# What you should do
Restate every entry word for word.
── Provided data
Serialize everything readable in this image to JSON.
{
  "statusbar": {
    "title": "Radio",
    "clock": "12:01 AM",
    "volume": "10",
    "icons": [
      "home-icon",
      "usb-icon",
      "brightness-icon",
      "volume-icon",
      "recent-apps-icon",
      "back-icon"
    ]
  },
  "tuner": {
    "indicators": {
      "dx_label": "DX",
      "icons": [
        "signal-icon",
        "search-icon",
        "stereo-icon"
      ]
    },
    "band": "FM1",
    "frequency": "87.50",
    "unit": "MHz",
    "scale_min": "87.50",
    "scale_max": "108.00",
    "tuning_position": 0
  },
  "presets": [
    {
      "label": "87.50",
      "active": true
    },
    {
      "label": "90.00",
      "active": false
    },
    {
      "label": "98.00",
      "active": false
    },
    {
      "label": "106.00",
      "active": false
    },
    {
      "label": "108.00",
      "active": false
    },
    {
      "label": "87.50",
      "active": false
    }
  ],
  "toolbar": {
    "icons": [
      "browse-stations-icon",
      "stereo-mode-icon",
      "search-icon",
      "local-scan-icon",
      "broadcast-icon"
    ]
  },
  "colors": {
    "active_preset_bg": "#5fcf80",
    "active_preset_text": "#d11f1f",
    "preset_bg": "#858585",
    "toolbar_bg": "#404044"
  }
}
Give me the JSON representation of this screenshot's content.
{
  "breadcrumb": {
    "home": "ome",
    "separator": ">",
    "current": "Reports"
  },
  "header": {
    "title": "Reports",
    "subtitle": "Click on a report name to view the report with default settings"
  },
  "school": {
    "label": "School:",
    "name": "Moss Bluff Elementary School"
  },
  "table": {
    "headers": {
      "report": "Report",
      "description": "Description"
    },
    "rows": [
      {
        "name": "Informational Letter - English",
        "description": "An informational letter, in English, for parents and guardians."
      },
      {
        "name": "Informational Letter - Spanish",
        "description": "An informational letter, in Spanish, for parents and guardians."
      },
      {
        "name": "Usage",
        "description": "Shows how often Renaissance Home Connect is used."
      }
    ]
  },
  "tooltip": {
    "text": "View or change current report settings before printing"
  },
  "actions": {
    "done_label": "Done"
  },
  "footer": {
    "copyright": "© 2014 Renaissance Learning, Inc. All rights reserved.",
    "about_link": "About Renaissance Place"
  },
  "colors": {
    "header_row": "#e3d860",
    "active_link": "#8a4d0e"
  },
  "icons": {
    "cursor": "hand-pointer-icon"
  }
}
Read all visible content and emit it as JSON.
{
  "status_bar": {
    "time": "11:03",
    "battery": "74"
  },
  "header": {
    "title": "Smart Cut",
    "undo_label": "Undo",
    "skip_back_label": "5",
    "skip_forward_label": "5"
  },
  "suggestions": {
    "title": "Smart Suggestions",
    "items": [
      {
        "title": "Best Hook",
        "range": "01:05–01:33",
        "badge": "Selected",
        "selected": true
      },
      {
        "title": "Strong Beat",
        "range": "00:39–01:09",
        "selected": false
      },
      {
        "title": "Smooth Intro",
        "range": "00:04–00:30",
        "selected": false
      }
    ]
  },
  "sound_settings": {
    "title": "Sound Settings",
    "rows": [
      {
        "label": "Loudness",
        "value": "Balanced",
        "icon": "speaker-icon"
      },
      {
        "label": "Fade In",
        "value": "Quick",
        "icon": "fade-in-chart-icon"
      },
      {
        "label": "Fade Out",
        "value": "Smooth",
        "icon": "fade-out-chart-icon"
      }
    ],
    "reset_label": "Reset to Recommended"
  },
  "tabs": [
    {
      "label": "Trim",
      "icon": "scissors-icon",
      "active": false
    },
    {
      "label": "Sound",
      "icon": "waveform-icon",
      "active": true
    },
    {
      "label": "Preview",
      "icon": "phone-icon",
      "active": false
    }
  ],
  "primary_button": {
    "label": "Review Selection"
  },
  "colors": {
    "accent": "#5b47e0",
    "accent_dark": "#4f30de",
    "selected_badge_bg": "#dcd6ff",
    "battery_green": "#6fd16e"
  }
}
────
# Reply to the exercise
Serialize everything readable in this image to JSON.
{
  "statusbar": {
    "title": "Radio",
    "clock": "12:01 AM",
    "volume": "10",
    "icons": [
      "home-icon",
      "usb-icon",
      "brightness-icon",
      "volume-icon",
      "recent-apps-icon",
      "back-icon"
    ]
  },
  "tuner": {
    "indicators": {
      "dx_label": "DX",
      "icons": [
        "signal-icon",
        "search-icon",
        "stereo-icon"
      ]
    },
    "band": "FM1",
    "frequency": "87.50",
    "unit": "MHz",
    "scale_min": "87.50",
    "scale_max": "108.00",
    "tuning_position": 0
  },
  "presets": [
    {
      "label": "87.50",
      "active": true
    },
    {
      "label": "90.00",
      "active": false
    },
    {
      "label": "98.00",
      "active": false
    },
    {
      "label": "106.00",
      "active": false
    },
    {
      "label": "108.00",
      "active": false
    },
    {
      "label": "87.50",
      "active": false
    }
  ],
  "toolbar": {
    "icons": [
      "browse-stations-icon",
      "stereo-mode-icon",
      "search-icon",
      "local-scan-icon",
      "broadcast-icon"
    ]
  },
  "colors": {
    "active_preset_bg": "#5fcf80",
    "active_preset_text": "#d11f1f",
    "preset_bg": "#858585",
    "toolbar_bg": "#404044"
  }
}
Give me the JSON representation of this screenshot's content.
{
  "breadcrumb": {
    "home": "ome",
    "separator": ">",
    "current": "Reports"
  },
  "header": {
    "title": "Reports",
    "subtitle": "Click on a report name to view the report with default settings"
  },
  "school": {
    "label": "School:",
    "name": "Moss Bluff Elementary School"
  },
  "table": {
    "headers": {
      "report": "Report",
      "description": "Description"
    },
    "rows": [
      {
        "name": "Informational Letter - English",
        "description": "An informational letter, in English, for parents and guardians."
      },
      {
        "name": "Informational Letter - Spanish",
        "description": "An informational letter, in Spanish, for parents and guardians."
      },
      {
        "name": "Usage",
        "description": "Shows how often Renaissance Home Connect is used."
      }
    ]
  },
  "tooltip": {
    "text": "View or change current report settings before printing"
  },
  "actions": {
    "done_label": "Done"
  },
  "footer": {
    "copyright": "© 2014 Renaissance Learning, Inc. All rights reserved.",
    "about_link": "About Renaissance Place"
  },
  "colors": {
    "header_row": "#e3d860",
    "active_link": "#8a4d0e"
  },
  "icons": {
    "cursor": "hand-pointer-icon"
  }
}
Read all visible content and emit it as JSON.
{
  "status_bar": {
    "time": "11:03",
    "battery": "74"
  },
  "header": {
    "title": "Smart Cut",
    "undo_label": "Undo",
    "skip_back_label": "5",
    "skip_forward_label": "5"
  },
  "suggestions": {
    "title": "Smart Suggestions",
    "items": [
      {
        "title": "Best Hook",
        "range": "01:05–01:33",
        "badge": "Selected",
        "selected": true
      },
      {
        "title": "Strong Beat",
        "range": "00:39–01:09",
        "selected": false
      },
      {
        "title": "Smooth Intro",
        "range": "00:04–00:30",
        "selected": false
      }
    ]
  },
  "sound_settings": {
    "title": "Sound Settings",
    "rows": [
      {
        "label": "Loudness",
        "value": "Balanced",
        "icon": "speaker-icon"
      },
      {
        "label": "Fade In",
        "value": "Quick",
        "icon": "fade-in-chart-icon"
      },
      {
        "label": "Fade Out",
        "value": "Smooth",
        "icon": "fade-out-chart-icon"
      }
    ],
    "reset_label": "Reset to Recommended"
  },
  "tabs": [
    {
      "label": "Trim",
      "icon": "scissors-icon",
      "active": false
    },
    {
      "label": "Sound",
      "icon": "waveform-icon",
      "active": true
    },
    {
      "label": "Preview",
      "icon": "phone-icon",
      "active": false
    }
  ],
  "primary_button": {
    "label": "Review Selection"
  },
  "colors": {
    "accent": "#5b47e0",
    "accent_dark": "#4f30de",
    "selected_badge_bg": "#dcd6ff",
    "battery_green": "#6fd16e"
  }
}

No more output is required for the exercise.